● **WORK INSTRUCTIONS**
Write out all the lines again, precisely as they stand, but without the images.

------ ENTRIES PROVIDED ------

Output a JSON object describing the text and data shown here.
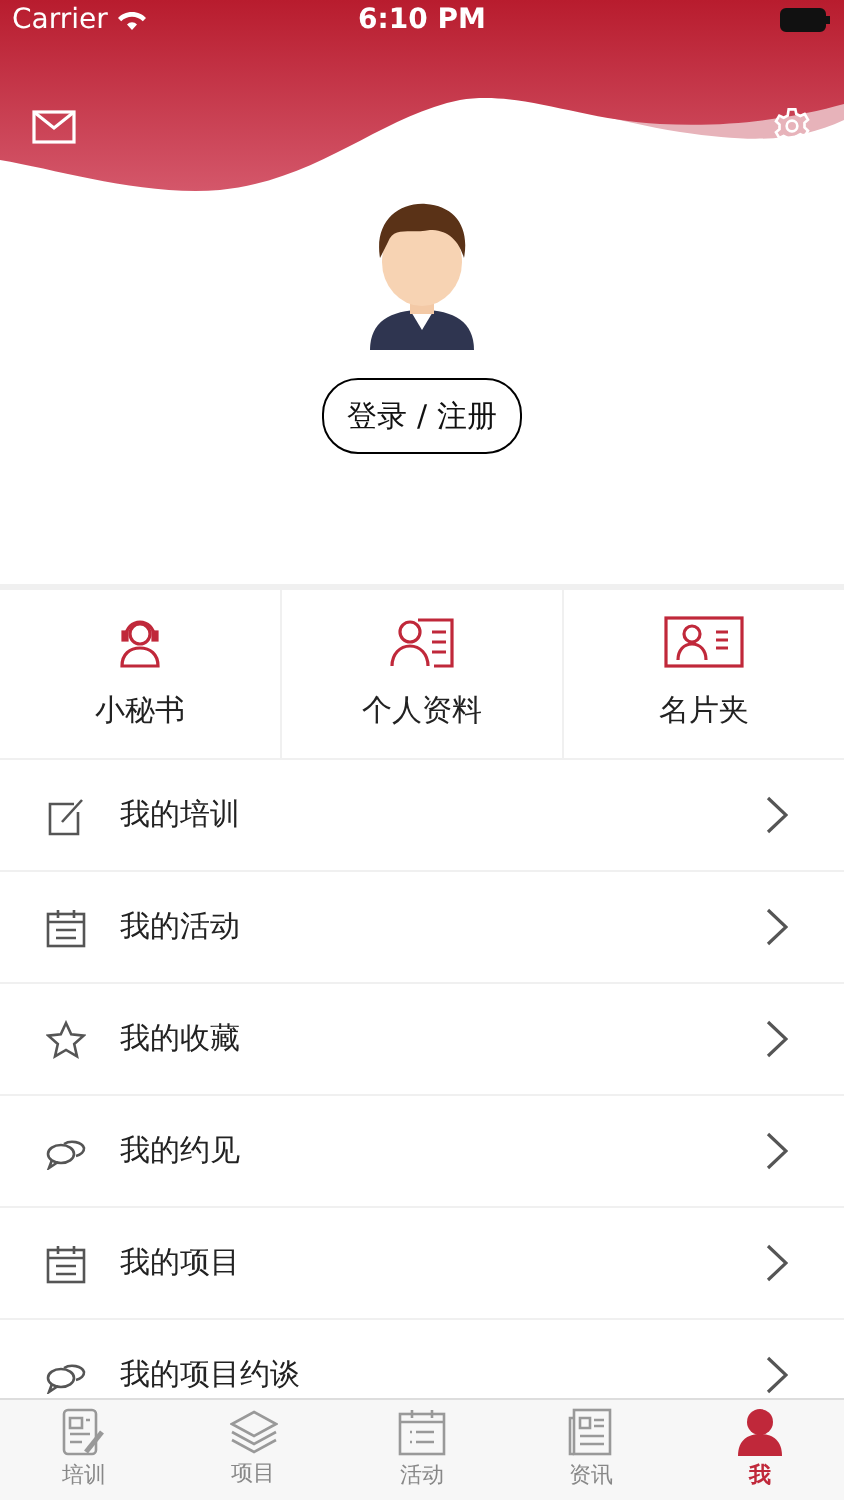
{
  "status_bar": {
    "carrier": "Carrier",
    "time": "6:10 PM"
  },
  "login_button": "登录 / 注册",
  "shortcuts": [
    {
      "kind": "headset",
      "label": "小秘书"
    },
    {
      "kind": "profile",
      "label": "个人资料"
    },
    {
      "kind": "card",
      "label": "名片夹"
    }
  ],
  "menu": [
    {
      "kind": "edit",
      "label": "我的培训"
    },
    {
      "kind": "calendar",
      "label": "我的活动"
    },
    {
      "kind": "star",
      "label": "我的收藏"
    },
    {
      "kind": "chat",
      "label": "我的约见"
    },
    {
      "kind": "calendar",
      "label": "我的项目"
    },
    {
      "kind": "chat",
      "label": "我的项目约谈"
    }
  ],
  "tab_bar": [
    {
      "kind": "doc",
      "label": "培训",
      "selected": false
    },
    {
      "kind": "layers",
      "label": "项目",
      "selected": false
    },
    {
      "kind": "calendar",
      "label": "活动",
      "selected": false
    },
    {
      "kind": "news",
      "label": "资讯",
      "selected": false
    },
    {
      "kind": "person",
      "label": "我",
      "selected": true
    }
  ]
}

------

● **RESPONSE TO THE TASK**
Output a JSON object describing the text and data shown here.
{
  "status_bar": {
    "carrier": "Carrier",
    "time": "6:10 PM"
  },
  "login_button": "登录 / 注册",
  "shortcuts": [
    {
      "kind": "headset",
      "label": "小秘书"
    },
    {
      "kind": "profile",
      "label": "个人资料"
    },
    {
      "kind": "card",
      "label": "名片夹"
    }
  ],
  "menu": [
    {
      "kind": "edit",
      "label": "我的培训"
    },
    {
      "kind": "calendar",
      "label": "我的活动"
    },
    {
      "kind": "star",
      "label": "我的收藏"
    },
    {
      "kind": "chat",
      "label": "我的约见"
    },
    {
      "kind": "calendar",
      "label": "我的项目"
    },
    {
      "kind": "chat",
      "label": "我的项目约谈"
    }
  ],
  "tab_bar": [
    {
      "kind": "doc",
      "label": "培训",
      "selected": false
    },
    {
      "kind": "layers",
      "label": "项目",
      "selected": false
    },
    {
      "kind": "calendar",
      "label": "活动",
      "selected": false
    },
    {
      "kind": "news",
      "label": "资讯",
      "selected": false
    },
    {
      "kind": "person",
      "label": "我",
      "selected": true
    }
  ]
}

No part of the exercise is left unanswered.